-- TASK OBJECTIVE --
Your job is to restate each entry word for word.
+++ PROVIDED DATA +++
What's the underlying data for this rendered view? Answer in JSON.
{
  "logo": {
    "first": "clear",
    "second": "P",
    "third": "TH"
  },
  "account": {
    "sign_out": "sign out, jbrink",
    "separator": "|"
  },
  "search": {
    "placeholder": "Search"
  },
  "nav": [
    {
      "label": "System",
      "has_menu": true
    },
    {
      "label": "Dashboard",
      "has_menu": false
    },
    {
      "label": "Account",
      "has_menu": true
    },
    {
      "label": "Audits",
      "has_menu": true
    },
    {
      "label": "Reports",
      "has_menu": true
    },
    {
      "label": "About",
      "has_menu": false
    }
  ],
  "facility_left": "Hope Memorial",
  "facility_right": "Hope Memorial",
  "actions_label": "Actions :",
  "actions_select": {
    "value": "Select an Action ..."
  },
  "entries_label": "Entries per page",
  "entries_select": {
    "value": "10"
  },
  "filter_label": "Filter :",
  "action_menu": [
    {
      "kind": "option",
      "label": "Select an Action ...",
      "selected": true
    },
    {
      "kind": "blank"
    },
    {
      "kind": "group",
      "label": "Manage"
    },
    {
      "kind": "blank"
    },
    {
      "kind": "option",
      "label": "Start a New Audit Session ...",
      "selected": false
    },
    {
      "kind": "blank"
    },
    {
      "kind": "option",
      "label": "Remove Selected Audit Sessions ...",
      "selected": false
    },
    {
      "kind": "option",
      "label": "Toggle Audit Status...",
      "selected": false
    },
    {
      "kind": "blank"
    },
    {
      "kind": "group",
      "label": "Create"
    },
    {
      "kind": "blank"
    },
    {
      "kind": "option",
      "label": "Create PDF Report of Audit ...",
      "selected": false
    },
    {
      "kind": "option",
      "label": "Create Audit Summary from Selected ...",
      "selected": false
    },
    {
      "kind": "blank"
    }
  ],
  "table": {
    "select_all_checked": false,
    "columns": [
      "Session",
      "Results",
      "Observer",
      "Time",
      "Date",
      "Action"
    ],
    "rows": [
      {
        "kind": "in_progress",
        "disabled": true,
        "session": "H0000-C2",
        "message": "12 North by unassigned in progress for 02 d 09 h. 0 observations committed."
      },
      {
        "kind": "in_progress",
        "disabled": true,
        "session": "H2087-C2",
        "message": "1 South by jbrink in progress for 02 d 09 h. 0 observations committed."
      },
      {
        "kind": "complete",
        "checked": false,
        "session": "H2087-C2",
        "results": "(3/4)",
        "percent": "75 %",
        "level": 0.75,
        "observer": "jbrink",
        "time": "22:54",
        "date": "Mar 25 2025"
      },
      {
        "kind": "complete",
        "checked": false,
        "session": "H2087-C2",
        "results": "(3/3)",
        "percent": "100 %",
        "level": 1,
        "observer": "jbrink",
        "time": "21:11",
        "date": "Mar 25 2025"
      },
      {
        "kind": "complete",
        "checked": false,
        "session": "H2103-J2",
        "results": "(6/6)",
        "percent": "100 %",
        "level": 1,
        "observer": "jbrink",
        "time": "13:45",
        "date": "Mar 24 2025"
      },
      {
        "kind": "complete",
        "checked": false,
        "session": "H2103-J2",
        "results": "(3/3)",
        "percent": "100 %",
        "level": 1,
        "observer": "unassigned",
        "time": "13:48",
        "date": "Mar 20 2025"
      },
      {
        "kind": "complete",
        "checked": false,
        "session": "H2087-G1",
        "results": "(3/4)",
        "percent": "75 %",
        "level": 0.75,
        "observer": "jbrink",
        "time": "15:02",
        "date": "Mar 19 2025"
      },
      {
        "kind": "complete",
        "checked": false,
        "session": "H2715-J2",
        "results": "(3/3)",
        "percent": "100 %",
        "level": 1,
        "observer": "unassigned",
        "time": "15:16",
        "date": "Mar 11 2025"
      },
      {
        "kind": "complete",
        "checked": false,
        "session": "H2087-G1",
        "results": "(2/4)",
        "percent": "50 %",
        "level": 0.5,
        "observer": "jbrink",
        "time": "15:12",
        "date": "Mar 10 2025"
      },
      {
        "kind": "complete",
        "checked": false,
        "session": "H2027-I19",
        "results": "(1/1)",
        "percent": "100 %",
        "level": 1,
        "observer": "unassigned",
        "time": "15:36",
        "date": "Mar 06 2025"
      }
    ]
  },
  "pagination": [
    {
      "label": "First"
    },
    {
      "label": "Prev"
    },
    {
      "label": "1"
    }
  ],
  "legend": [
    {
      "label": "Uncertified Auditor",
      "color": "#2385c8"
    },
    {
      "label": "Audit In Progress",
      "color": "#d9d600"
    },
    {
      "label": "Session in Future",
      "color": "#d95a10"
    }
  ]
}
+++
-- RESPONSE BELOW --
What's the underlying data for this rendered view? Answer in JSON.
{
  "logo": {
    "first": "clear",
    "second": "P",
    "third": "TH"
  },
  "account": {
    "sign_out": "sign out, jbrink",
    "separator": "|"
  },
  "search": {
    "placeholder": "Search"
  },
  "nav": [
    {
      "label": "System",
      "has_menu": true
    },
    {
      "label": "Dashboard",
      "has_menu": false
    },
    {
      "label": "Account",
      "has_menu": true
    },
    {
      "label": "Audits",
      "has_menu": true
    },
    {
      "label": "Reports",
      "has_menu": true
    },
    {
      "label": "About",
      "has_menu": false
    }
  ],
  "facility_left": "Hope Memorial",
  "facility_right": "Hope Memorial",
  "actions_label": "Actions :",
  "actions_select": {
    "value": "Select an Action ..."
  },
  "entries_label": "Entries per page",
  "entries_select": {
    "value": "10"
  },
  "filter_label": "Filter :",
  "action_menu": [
    {
      "kind": "option",
      "label": "Select an Action ...",
      "selected": true
    },
    {
      "kind": "blank"
    },
    {
      "kind": "group",
      "label": "Manage"
    },
    {
      "kind": "blank"
    },
    {
      "kind": "option",
      "label": "Start a New Audit Session ...",
      "selected": false
    },
    {
      "kind": "blank"
    },
    {
      "kind": "option",
      "label": "Remove Selected Audit Sessions ...",
      "selected": false
    },
    {
      "kind": "option",
      "label": "Toggle Audit Status...",
      "selected": false
    },
    {
      "kind": "blank"
    },
    {
      "kind": "group",
      "label": "Create"
    },
    {
      "kind": "blank"
    },
    {
      "kind": "option",
      "label": "Create PDF Report of Audit ...",
      "selected": false
    },
    {
      "kind": "option",
      "label": "Create Audit Summary from Selected ...",
      "selected": false
    },
    {
      "kind": "blank"
    }
  ],
  "table": {
    "select_all_checked": false,
    "columns": [
      "Session",
      "Results",
      "Observer",
      "Time",
      "Date",
      "Action"
    ],
    "rows": [
      {
        "kind": "in_progress",
        "disabled": true,
        "session": "H0000-C2",
        "message": "12 North by unassigned in progress for 02 d 09 h. 0 observations committed."
      },
      {
        "kind": "in_progress",
        "disabled": true,
        "session": "H2087-C2",
        "message": "1 South by jbrink in progress for 02 d 09 h. 0 observations committed."
      },
      {
        "kind": "complete",
        "checked": false,
        "session": "H2087-C2",
        "results": "(3/4)",
        "percent": "75 %",
        "level": 0.75,
        "observer": "jbrink",
        "time": "22:54",
        "date": "Mar 25 2025"
      },
      {
        "kind": "complete",
        "checked": false,
        "session": "H2087-C2",
        "results": "(3/3)",
        "percent": "100 %",
        "level": 1,
        "observer": "jbrink",
        "time": "21:11",
        "date": "Mar 25 2025"
      },
      {
        "kind": "complete",
        "checked": false,
        "session": "H2103-J2",
        "results": "(6/6)",
        "percent": "100 %",
        "level": 1,
        "observer": "jbrink",
        "time": "13:45",
        "date": "Mar 24 2025"
      },
      {
        "kind": "complete",
        "checked": false,
        "session": "H2103-J2",
        "results": "(3/3)",
        "percent": "100 %",
        "level": 1,
        "observer": "unassigned",
        "time": "13:48",
        "date": "Mar 20 2025"
      },
      {
        "kind": "complete",
        "checked": false,
        "session": "H2087-G1",
        "results": "(3/4)",
        "percent": "75 %",
        "level": 0.75,
        "observer": "jbrink",
        "time": "15:02",
        "date": "Mar 19 2025"
      },
      {
        "kind": "complete",
        "checked": false,
        "session": "H2715-J2",
        "results": "(3/3)",
        "percent": "100 %",
        "level": 1,
        "observer": "unassigned",
        "time": "15:16",
        "date": "Mar 11 2025"
      },
      {
        "kind": "complete",
        "checked": false,
        "session": "H2087-G1",
        "results": "(2/4)",
        "percent": "50 %",
        "level": 0.5,
        "observer": "jbrink",
        "time": "15:12",
        "date": "Mar 10 2025"
      },
      {
        "kind": "complete",
        "checked": false,
        "session": "H2027-I19",
        "results": "(1/1)",
        "percent": "100 %",
        "level": 1,
        "observer": "unassigned",
        "time": "15:36",
        "date": "Mar 06 2025"
      }
    ]
  },
  "pagination": [
    {
      "label": "First"
    },
    {
      "label": "Prev"
    },
    {
      "label": "1"
    }
  ],
  "legend": [
    {
      "label": "Uncertified Auditor",
      "color": "#2385c8"
    },
    {
      "label": "Audit In Progress",
      "color": "#d9d600"
    },
    {
      "label": "Session in Future",
      "color": "#d95a10"
    }
  ]
}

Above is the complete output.